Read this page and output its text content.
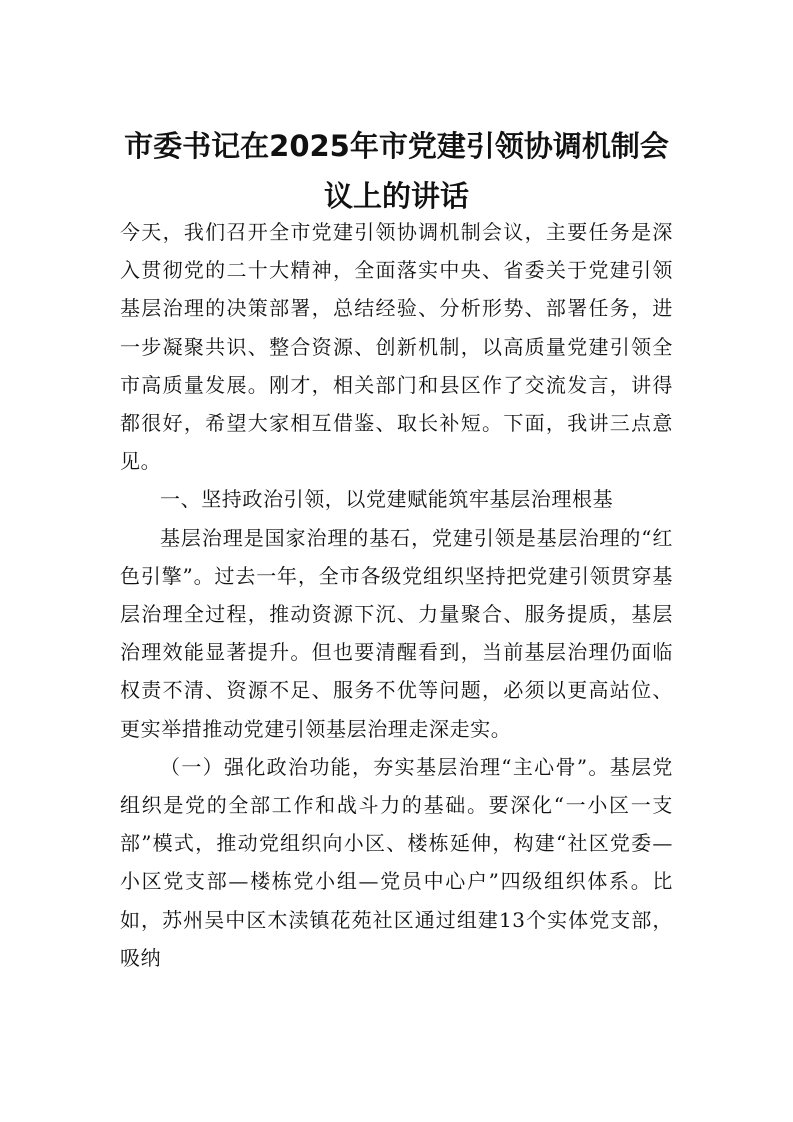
市委书记在2025年市党建引领协调机制会议上的讲话

今天，我们召开全市党建引领协调机制会议，主要任务是深入贯彻党的二十大精神，全面落实中央、省委关于党建引领基层治理的决策部署，总结经验、分析形势、部署任务，进一步凝聚共识、整合资源、创新机制，以高质量党建引领全市高质量发展。刚才，相关部门和县区作了交流发言，讲得都很好，希望大家相互借鉴、取长补短。下面，我讲三点意见。

一、坚持政治引领，以党建赋能筑牢基层治理根基

基层治理是国家治理的基石，党建引领是基层治理的“红色引擎”。过去一年，全市各级党组织坚持把党建引领贯穿基层治理全过程，推动资源下沉、力量聚合、服务提质，基层治理效能显著提升。但也要清醒看到，当前基层治理仍面临权责不清、资源不足、服务不优等问题，必须以更高站位、更实举措推动党建引领基层治理走深走实。

（一）强化政治功能，夯实基层治理“主心骨”。基层党组织是党的全部工作和战斗力的基础。要深化“一小区一支部”模式，推动党组织向小区、楼栋延伸，构建“社区党委—小区党支部—楼栋党小组—党员中心户”四级组织体系。比如，苏州吴中区木渎镇花苑社区通过组建13个实体党支部，吸纳
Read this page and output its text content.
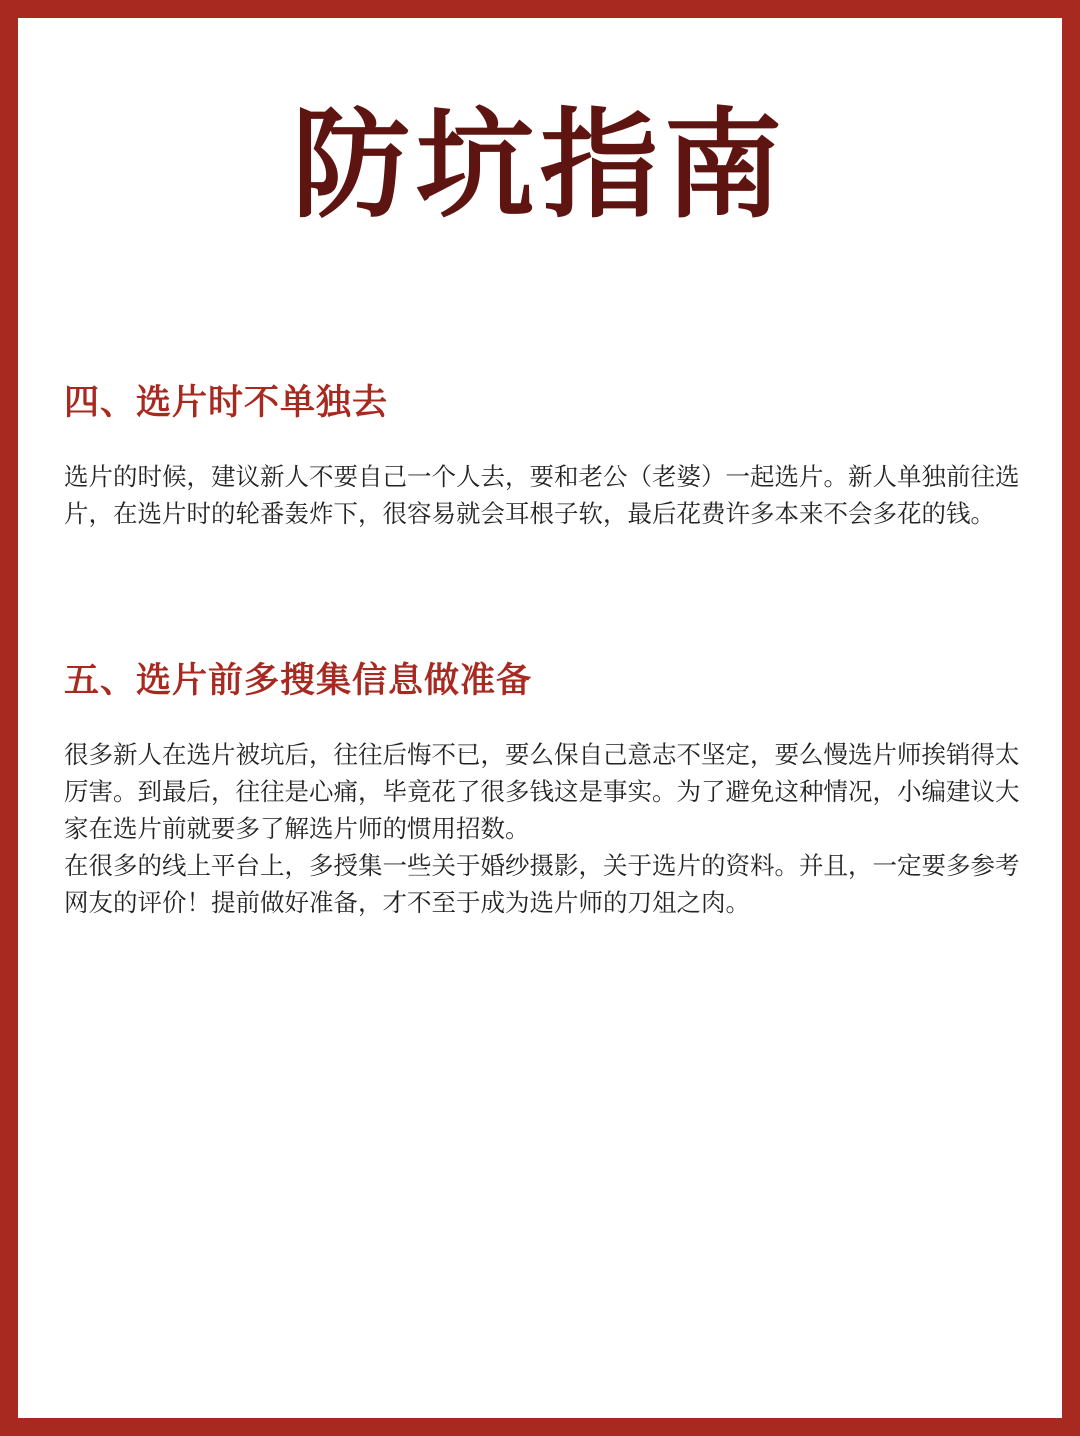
防坑指南
四、选片时不单独去

选片的时候，建议新人不要自己一个人去，要和老公（老婆）一起选片。新人单独前往选片，在选片时的轮番轰炸下，很容易就会耳根子软，最后花费许多本来不会多花的钱。

五、选片前多搜集信息做准备

很多新人在选片被坑后，往往后悔不已，要么保自己意志不坚定，要么慢选片师挨销得太厉害。到最后，往往是心痛，毕竟花了很多钱这是事实。为了避免这种情况，小编建议大家在选片前就要多了解选片师的惯用招数。

在很多的线上平台上，多授集一些关于婚纱摄影，关于选片的资料。并且，一定要多参考网友的评价！提前做好准备，才不至于成为选片师的刀俎之肉。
==*==
> **Problem description**
With the pictures omitted, reproduce the records in full and exactly.

> **The response**
Read this page and output its text content.
市委书记在2025年市党建引领协调机制会议上的讲话

今天，我们召开全市党建引领协调机制会议，主要任务是深入贯彻党的二十大精神，全面落实中央、省委关于党建引领基层治理的决策部署，总结经验、分析形势、部署任务，进一步凝聚共识、整合资源、创新机制，以高质量党建引领全市高质量发展。刚才，相关部门和县区作了交流发言，讲得都很好，希望大家相互借鉴、取长补短。下面，我讲三点意见。

一、坚持政治引领，以党建赋能筑牢基层治理根基

基层治理是国家治理的基石，党建引领是基层治理的“红色引擎”。过去一年，全市各级党组织坚持把党建引领贯穿基层治理全过程，推动资源下沉、力量聚合、服务提质，基层治理效能显著提升。但也要清醒看到，当前基层治理仍面临权责不清、资源不足、服务不优等问题，必须以更高站位、更实举措推动党建引领基层治理走深走实。

（一）强化政治功能，夯实基层治理“主心骨”。基层党组织是党的全部工作和战斗力的基础。要深化“一小区一支部”模式，推动党组织向小区、楼栋延伸，构建“社区党委—小区党支部—楼栋党小组—党员中心户”四级组织体系。比如，苏州吴中区木渎镇花苑社区通过组建13个实体党支部，吸纳
Read this page and output its text content.
防坑指南
四、选片时不单独去

选片的时候，建议新人不要自己一个人去，要和老公（老婆）一起选片。新人单独前往选片，在选片时的轮番轰炸下，很容易就会耳根子软，最后花费许多本来不会多花的钱。

五、选片前多搜集信息做准备

很多新人在选片被坑后，往往后悔不已，要么保自己意志不坚定，要么慢选片师挨销得太厉害。到最后，往往是心痛，毕竟花了很多钱这是事实。为了避免这种情况，小编建议大家在选片前就要多了解选片师的惯用招数。

在很多的线上平台上，多授集一些关于婚纱摄影，关于选片的资料。并且，一定要多参考网友的评价！提前做好准备，才不至于成为选片师的刀俎之肉。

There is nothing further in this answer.